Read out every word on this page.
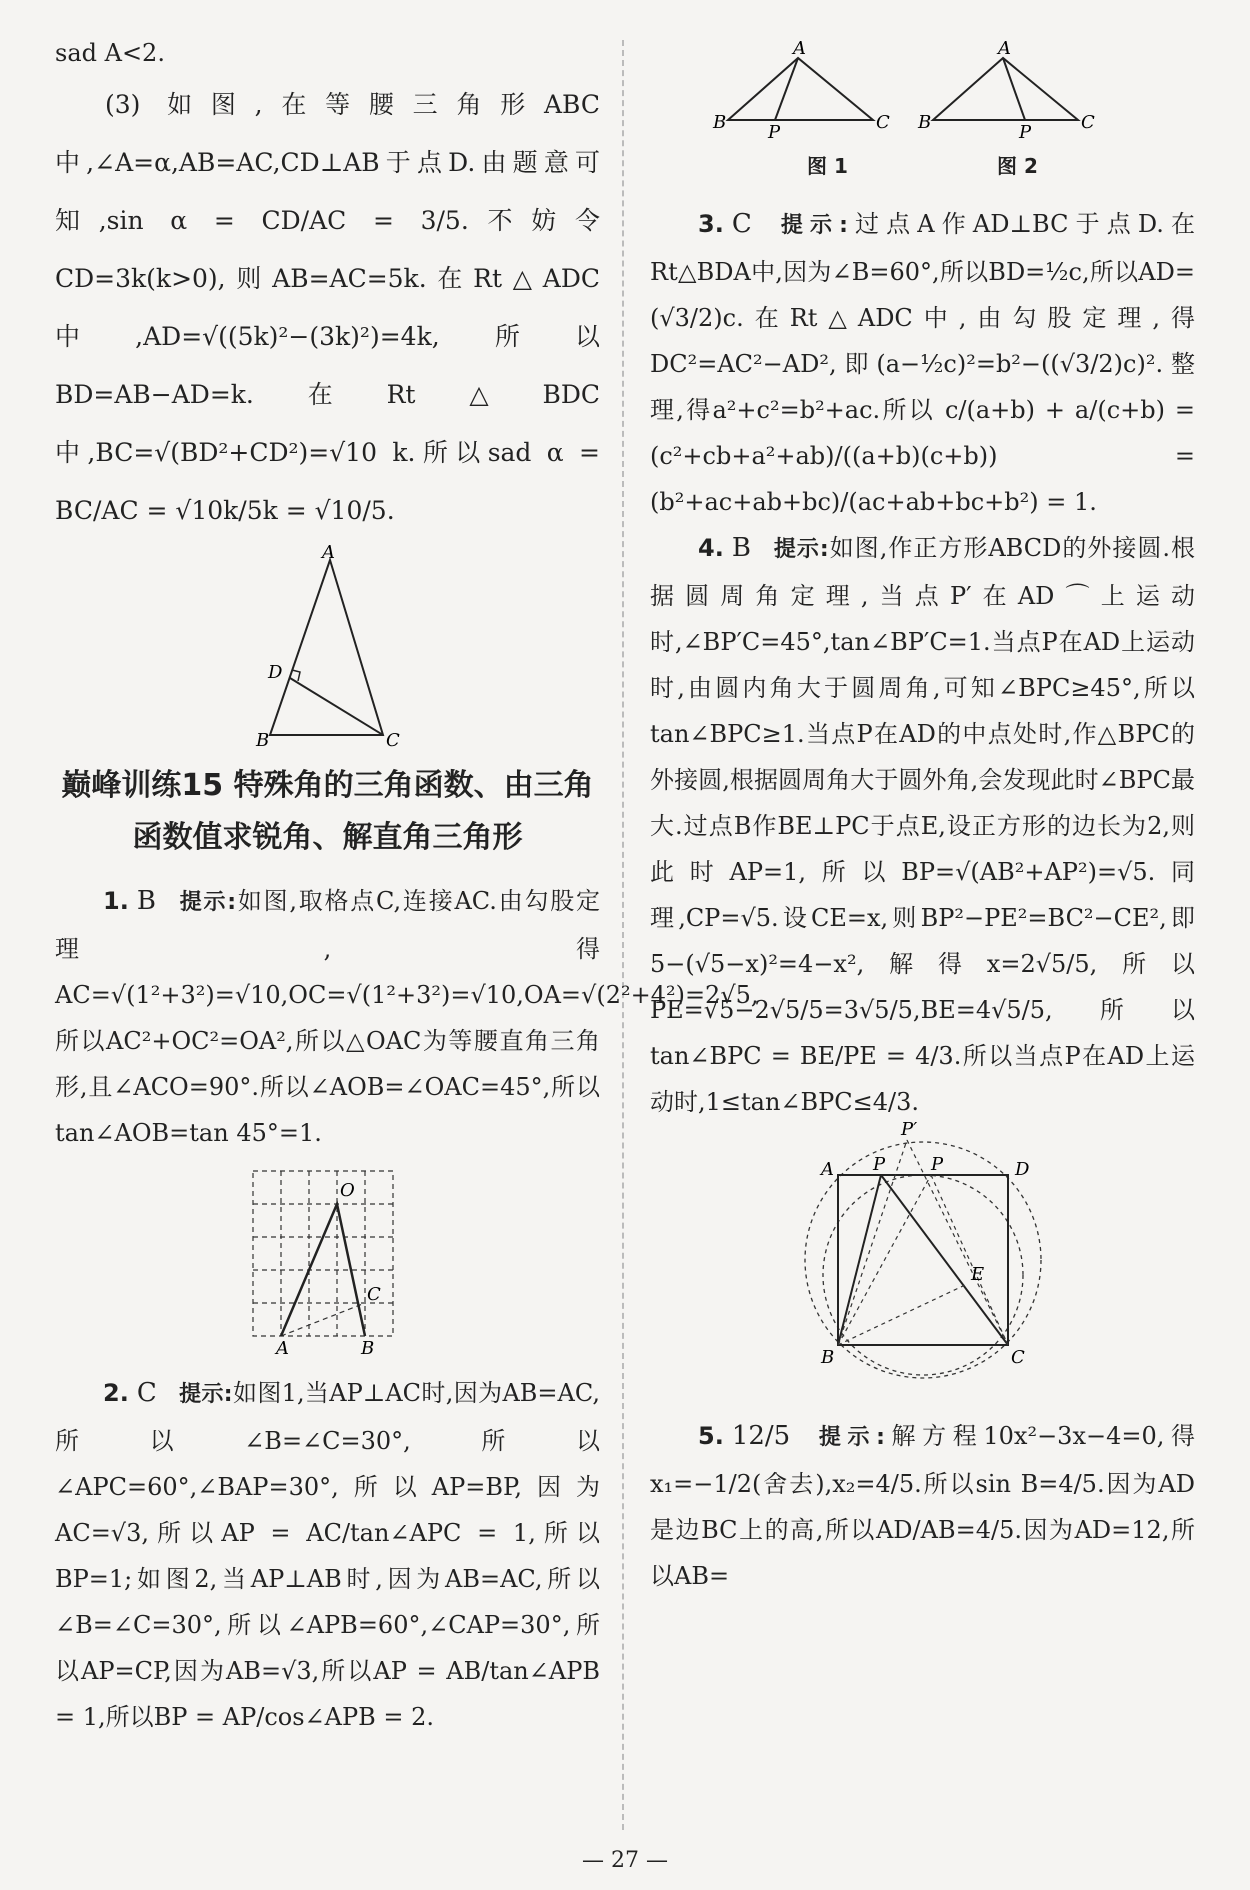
sad A<2.

(3) 如图,在等腰三角形ABC中,∠A=α,AB=AC,CD⊥AB于点D.由题意可知,sin α = CD/AC = 3/5.不妨令CD=3k(k>0),则AB=AC=5k.在Rt△ADC中,AD=√((5k)²−(3k)²)=4k,所以BD=AB−AD=k.在Rt△BDC中,BC=√(BD²+CD²)=√10 k.所以sad α = BC/AC = √10k/5k = √10/5.

A
D
B	C
巅峰训练15 特殊角的三角函数、由三角
函数值求锐角、解直角三角形

1. B 提示:如图,取格点C,连接AC.由勾股定理,得AC=√(1²+3²)=√10,OC=√(1²+3²)=√10,OA=√(2²+4²)=2√5,所以AC²+OC²=OA²,所以△OAC为等腰直角三角形,且∠ACO=90°.所以∠AOB=∠OAC=45°,所以tan∠AOB=tan 45°=1.

O
C
A	B

2. C 提示:如图1,当AP⊥AC时,因为AB=AC,所以∠B=∠C=30°,所以∠APC=60°,∠BAP=30°,所以AP=BP,因为AC=√3,所以AP = AC/tan∠APC = 1,所以BP=1;如图2,当AP⊥AB时,因为AB=AC,所以∠B=∠C=30°,所以∠APB=60°,∠CAP=30°,所以AP=CP,因为AB=√3,所以AP = AB/tan∠APB = 1,所以BP = AP/cos∠APB = 2.

A
B P	C
A
B	P	C
图 1	图 2

3. C 提示:过点A作AD⊥BC于点D.在Rt△BDA中,因为∠B=60°,所以BD=½c,所以AD=(√3/2)c.在Rt△ADC中,由勾股定理,得DC²=AC²−AD²,即(a−½c)²=b²−((√3/2)c)².整理,得a²+c²=b²+ac.所以 c/(a+b) + a/(c+b) = (c²+cb+a²+ab)/((a+b)(c+b)) = (b²+ac+ab+bc)/(ac+ab+bc+b²) = 1.

4. B 提示:如图,作正方形ABCD的外接圆.根据圆周角定理,当点P′在AD⌒上运动时,∠BP′C=45°,tan∠BP′C=1.当点P在AD上运动时,由圆内角大于圆周角,可知∠BPC≥45°,所以tan∠BPC≥1.当点P在AD的中点处时,作△BPC的外接圆,根据圆周角大于圆外角,会发现此时∠BPC最大.过点B作BE⊥PC于点E,设正方形的边长为2,则此时AP=1,所以BP=√(AB²+AP²)=√5.同理,CP=√5.设CE=x,则BP²−PE²=BC²−CE²,即5−(√5−x)²=4−x²,解得x=2√5/5,所以PE=√5−2√5/5=3√5/5,BE=4√5/5,所以tan∠BPC = BE/PE = 4/3.所以当点P在AD上运动时,1≤tan∠BPC≤4/3.

P′
A P	P	D
E
B	C

5. 12/5 提示:解方程10x²−3x−4=0,得x₁=−1/2(舍去),x₂=4/5.所以sin B=4/5.因为AD是边BC上的高,所以AD/AB=4/5.因为AD=12,所以AB=

— 27 —
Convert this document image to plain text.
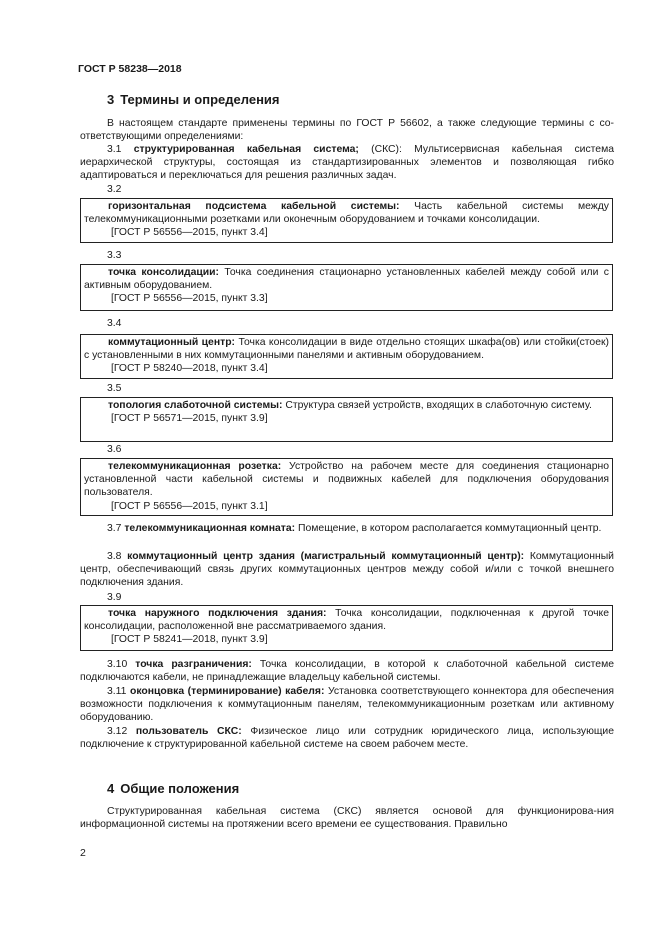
ГОСТ Р 58238—2018
3 Термины и определения
В настоящем стандарте применены термины по ГОСТ Р 56602, а также следующие термины с со-ответствующими определениями:
3.1 структурированная кабельная система; (СКС): Мультисервисная кабельная система иерархической структуры, состоящая из стандартизированных элементов и позволяющая гибко адаптироваться и переключаться для решения различных задач.
3.2
горизонтальная подсистема кабельной системы: Часть кабельной системы между телекоммуникационными розетками или оконечным оборудованием и точками консолидации.
[ГОСТ Р 56556—2015, пункт 3.4]
3.3
точка консолидации: Точка соединения стационарно установленных кабелей между собой или с активным оборудованием.
[ГОСТ Р 56556—2015, пункт 3.3]
3.4
коммутационный центр: Точка консолидации в виде отдельно стоящих шкафа(ов) или стойки(стоек) с установленными в них коммутационными панелями и активным оборудованием.
[ГОСТ Р 58240—2018, пункт 3.4]
3.5
топология слаботочной системы: Структура связей устройств, входящих в слаботочную систему.
[ГОСТ Р 56571—2015, пункт 3.9]
3.6
телекоммуникационная розетка: Устройство на рабочем месте для соединения стационарно установленной части кабельной системы и подвижных кабелей для подключения оборудования пользователя.
[ГОСТ Р 56556—2015, пункт 3.1]
3.7 телекоммуникационная комната: Помещение, в котором располагается коммутационный центр.
3.8 коммутационный центр здания (магистральный коммутационный центр): Коммутационный центр, обеспечивающий связь других коммутационных центров между собой и/или с точкой внешнего подключения здания.
3.9
точка наружного подключения здания: Точка консолидации, подключенная к другой точке консолидации, расположенной вне рассматриваемого здания.
[ГОСТ Р 58241—2018, пункт 3.9]
3.10 точка разграничения: Точка консолидации, в которой к слаботочной кабельной системе подключаются кабели, не принадлежащие владельцу кабельной системы.
3.11 оконцовка (терминирование) кабеля: Установка соответствующего коннектора для обеспечения возможности подключения к коммутационным панелям, телекоммуникационным розеткам или активному оборудованию.
3.12 пользователь СКС: Физическое лицо или сотрудник юридического лица, использующие подключение к структурированной кабельной системе на своем рабочем месте.
4 Общие положения
Структурированная кабельная система (СКС) является основой для функционирова-ния информационной системы на протяжении всего времени ее существования. Правильно
2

****************

## Problem
From the listing above, collect every line that mentions the word "системы".

## Solution below
горизонтальная подсистема кабельной системы: Часть кабельной системы между телекоммуникационными розетками или оконечным оборудованием и точками консолидации.
топология слаботочной системы: Структура связей устройств, входящих в слаботочную систему.
телекоммуникационная розетка: Устройство на рабочем месте для соединения стационарно установленной части кабельной системы и подвижных кабелей для подключения оборудования пользователя.
3.10 точка разграничения: Точка консолидации, в которой к слаботочной кабельной системе подключаются кабели, не принадлежащие владельцу кабельной системы.
Структурированная кабельная система (СКС) является основой для функционирова-ния информационной системы на протяжении всего времени ее существования. Правильно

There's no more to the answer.